WHAT IS BEING ASKED. Select the lines that contain "CENTRO" and copy each of them.

# # #

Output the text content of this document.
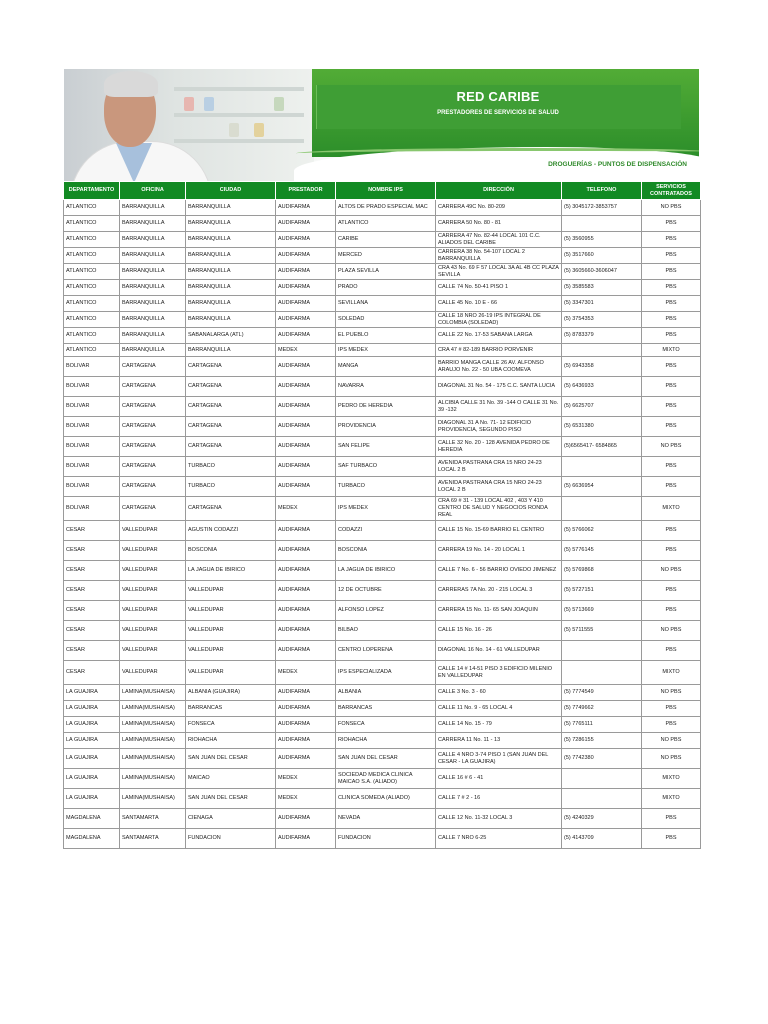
RED CARIBE
PRESTADORES DE SERVICIOS DE SALUD
DROGUERÍAS - PUNTOS DE DISPENSACIÓN
DEPARTAMENTO	OFICINA	CIUDAD	PRESTADOR	NOMBRE IPS	DIRECCIÓN	TELEFONO	SERVICIOS CONTRATADOS
ATLANTICO	BARRANQUILLA	BARRANQUILLA	AUDIFARMA	ALTOS DE PRADO ESPECIAL MAC	CARRERA 49C No. 80-209	(5) 3045172-3853757	NO PBS
ATLANTICO	BARRANQUILLA	BARRANQUILLA	AUDIFARMA	ATLANTICO	CARRERA 50 No. 80 - 81		PBS
ATLANTICO	BARRANQUILLA	BARRANQUILLA	AUDIFARMA	CARIBE	CARRERA 47 No. 82-44 LOCAL 101 C.C. ALIADOS DEL CARIBE	(5) 3560955	PBS
ATLANTICO	BARRANQUILLA	BARRANQUILLA	AUDIFARMA	MERCED	CARRERA 38 No. 54-107 LOCAL 2 BARRANQUILLA	(5) 3517660	PBS
ATLANTICO	BARRANQUILLA	BARRANQUILLA	AUDIFARMA	PLAZA SEVILLA	CRA 43 No. 69 F 57 LOCAL 3A AL 4B CC PLAZA SEVILLA	(5) 3605660-3606047	PBS
ATLANTICO	BARRANQUILLA	BARRANQUILLA	AUDIFARMA	PRADO	CALLE 74 No. 50-41 PISO 1	(5) 3585583	PBS
ATLANTICO	BARRANQUILLA	BARRANQUILLA	AUDIFARMA	SEVILLANA	CALLE 45 No. 10 E - 66	(5) 3347301	PBS
ATLANTICO	BARRANQUILLA	BARRANQUILLA	AUDIFARMA	SOLEDAD	CALLE 18 NRO 26-19 IPS INTEGRAL DE COLOMBIA (SOLEDAD)	(5) 3754353	PBS
ATLANTICO	BARRANQUILLA	SABANALARGA (ATL)	AUDIFARMA	EL PUEBLO	CALLE 22 No. 17-53 SABANA LARGA	(5) 8783379	PBS
ATLANTICO	BARRANQUILLA	BARRANQUILLA	MEDEX	IPS MEDEX	CRA 47 # 82-189 BARRIO PORVENIR		MIXTO
BOLIVAR	CARTAGENA	CARTAGENA	AUDIFARMA	MANGA	BARRIO MANGA CALLE 26 AV. ALFONSO ARAUJO No. 22 - 50 UBA COOMEVA	(5) 6943358	PBS
BOLIVAR	CARTAGENA	CARTAGENA	AUDIFARMA	NAVARRA	DIAGONAL 31 No. 54 - 175 C.C. SANTA LUCIA	(5) 6436933	PBS
BOLIVAR	CARTAGENA	CARTAGENA	AUDIFARMA	PEDRO DE HEREDIA	ALCIBIA CALLE 31 No. 39 -144 O CALLE 31 No. 39 -132	(5) 6625707	PBS
BOLIVAR	CARTAGENA	CARTAGENA	AUDIFARMA	PROVIDENCIA	DIAGONAL 31 A No. 71- 12 EDIFICIO PROVIDENCIA, SEGUNDO PISO	(5) 6531380	PBS
BOLIVAR	CARTAGENA	CARTAGENA	AUDIFARMA	SAN FELIPE	CALLE 32 No. 20 - 128 AVENIDA PEDRO DE HEREDIA	(5)6565417- 6584865	NO PBS
BOLIVAR	CARTAGENA	TURBACO	AUDIFARMA	SAF TURBACO	AVENIDA PASTRANA CRA 15 NRO 24-23 LOCAL 2 B		PBS
BOLIVAR	CARTAGENA	TURBACO	AUDIFARMA	TURBACO	AVENIDA PASTRANA CRA 15 NRO 24-23 LOCAL 2 B	(5) 6636954	PBS
BOLIVAR	CARTAGENA	CARTAGENA	MEDEX	IPS MEDEX	CRA 69 # 31 - 139 LOCAL 402 , 403 Y 410 CENTRO DE SALUD Y NEGOCIOS RONDA REAL		MIXTO
CESAR	VALLEDUPAR	AGUSTIN CODAZZI	AUDIFARMA	CODAZZI	CALLE 15 No. 15-69 BARRIO EL CENTRO	(5) 5766062	PBS
CESAR	VALLEDUPAR	BOSCONIA	AUDIFARMA	BOSCONIA	CARRERA 19 No. 14 - 20 LOCAL 1	(5) 5776145	PBS
CESAR	VALLEDUPAR	LA JAGUA DE IBIRICO	AUDIFARMA	LA JAGUA DE IBIRICO	CALLE 7 No. 6 - 56 BARRIO OVIEDO JIMENEZ	(5) 5769868	NO PBS
CESAR	VALLEDUPAR	VALLEDUPAR	AUDIFARMA	12 DE OCTUBRE	CARRERAS 7A No. 20 - 215 LOCAL 3	(5) 5727151	PBS
CESAR	VALLEDUPAR	VALLEDUPAR	AUDIFARMA	ALFONSO LOPEZ	CARRERA 15 No. 11- 65 SAN JOAQUIN	(5) 5713669	PBS
CESAR	VALLEDUPAR	VALLEDUPAR	AUDIFARMA	BILBAO	CALLE 15 No. 16 - 26	(5) 5711555	NO PBS
CESAR	VALLEDUPAR	VALLEDUPAR	AUDIFARMA	CENTRO LOPERENA	DIAGONAL 16 No. 14 - 61 VALLEDUPAR		PBS
CESAR	VALLEDUPAR	VALLEDUPAR	MEDEX	IPS ESPECIALIZADA	CALLE 14 # 14-51 PISO 3 EDIFICIO MILENIO EN VALLEDUPAR		MIXTO
LA GUAJIRA	LAMINA(MUSHAISA)	ALBANIA (GUAJIRA)	AUDIFARMA	ALBANIA	CALLE 3 No. 3 - 60	(5) 7774549	NO PBS
LA GUAJIRA	LAMINA(MUSHAISA)	BARRANCAS	AUDIFARMA	BARRANCAS	CALLE 11 No. 9 - 65 LOCAL 4	(5) 7749662	PBS
LA GUAJIRA	LAMINA(MUSHAISA)	FONSECA	AUDIFARMA	FONSECA	CALLE 14 No. 15 - 79	(5) 7765111	PBS
LA GUAJIRA	LAMINA(MUSHAISA)	RIOHACHA	AUDIFARMA	RIOHACHA	CARRERA 11 No. 11 - 13	(5) 7286155	NO PBS
LA GUAJIRA	LAMINA(MUSHAISA)	SAN JUAN DEL CESAR	AUDIFARMA	SAN JUAN DEL CESAR	CALLE 4 NRO 3-74 PISO 1 (SAN JUAN DEL CESAR - LA GUAJIRA)	(5) 7742380	NO PBS
LA GUAJIRA	LAMINA(MUSHAISA)	MAICAO	MEDEX	SOCIEDAD MEDICA CLINICA MAICAO S.A. (ALIADO)	CALLE 16 # 6 - 41		MIXTO
LA GUAJIRA	LAMINA(MUSHAISA)	SAN JUAN DEL CESAR	MEDEX	CLINICA SOMEDA (ALIADO)	CALLE 7 # 2 - 16		MIXTO
MAGDALENA	SANTAMARTA	CIENAGA	AUDIFARMA	NEVADA	CALLE 12 No. 11-32 LOCAL 3	(5) 4240329	PBS
MAGDALENA	SANTAMARTA	FUNDACION	AUDIFARMA	FUNDACION	CALLE 7 NRO 6-25	(5) 4143709	PBS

# # #

OUTPUT FOR THIS EXERCISE.
BOLIVAR	CARTAGENA	CARTAGENA	MEDEX	IPS MEDEX	CRA 69 # 31 - 139 LOCAL 402 , 403 Y 410 CENTRO DE SALUD Y NEGOCIOS RONDA REAL		MIXTO
CESAR	VALLEDUPAR	AGUSTIN CODAZZI	AUDIFARMA	CODAZZI	CALLE 15 No. 15-69 BARRIO EL CENTRO	(5) 5766062	PBS
CESAR	VALLEDUPAR	VALLEDUPAR	AUDIFARMA	CENTRO LOPERENA	DIAGONAL 16 No. 14 - 61 VALLEDUPAR		PBS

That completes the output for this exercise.